Exercise directions: Without the pictures, set down the records below word for word.

Data items
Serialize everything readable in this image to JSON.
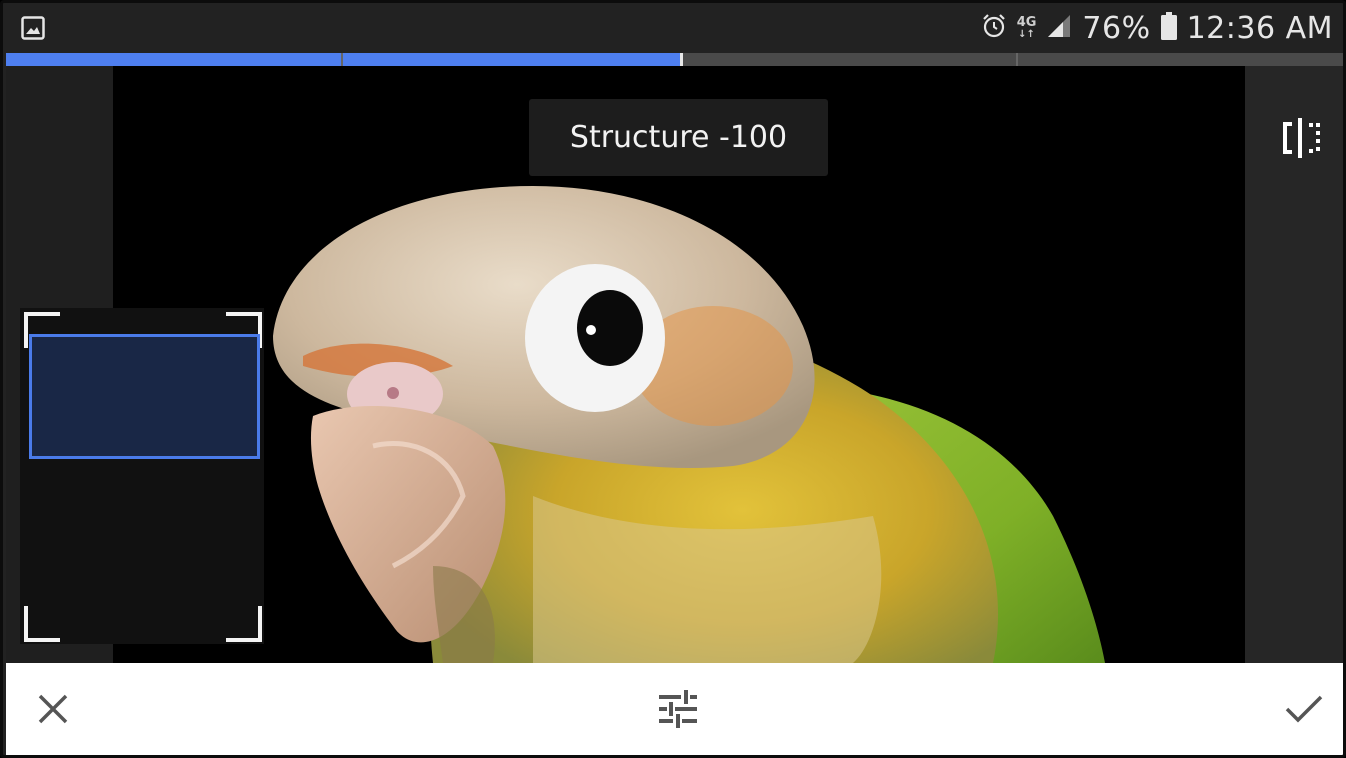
{
  "status_bar": {
    "gallery_icon": "image-icon",
    "alarm_icon": "alarm-clock-icon",
    "network_label": "4G",
    "signal_icon": "signal-strength-icon",
    "battery_percent": "76%",
    "battery_icon": "battery-icon",
    "time": "12:36 AM"
  },
  "adjustment": {
    "label": "Structure -100",
    "slider_fill_fraction": 0.503
  },
  "toolbar": {
    "cancel_icon": "close-icon",
    "tune_icon": "sliders-tune-icon",
    "apply_icon": "checkmark-icon"
  },
  "compare_icon": "compare-split-icon",
  "colors": {
    "accent": "#4e7ff0",
    "status_bar_bg": "#222222",
    "toolbar_bg": "#ffffff",
    "toolbar_icon": "#555555"
  }
}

Answer:
Serialize everything readable in this image to JSON.
{
  "status_bar": {
    "gallery_icon": "image-icon",
    "alarm_icon": "alarm-clock-icon",
    "network_label": "4G",
    "signal_icon": "signal-strength-icon",
    "battery_percent": "76%",
    "battery_icon": "battery-icon",
    "time": "12:36 AM"
  },
  "adjustment": {
    "label": "Structure -100",
    "slider_fill_fraction": 0.503
  },
  "toolbar": {
    "cancel_icon": "close-icon",
    "tune_icon": "sliders-tune-icon",
    "apply_icon": "checkmark-icon"
  },
  "compare_icon": "compare-split-icon",
  "colors": {
    "accent": "#4e7ff0",
    "status_bar_bg": "#222222",
    "toolbar_bg": "#ffffff",
    "toolbar_icon": "#555555"
  }
}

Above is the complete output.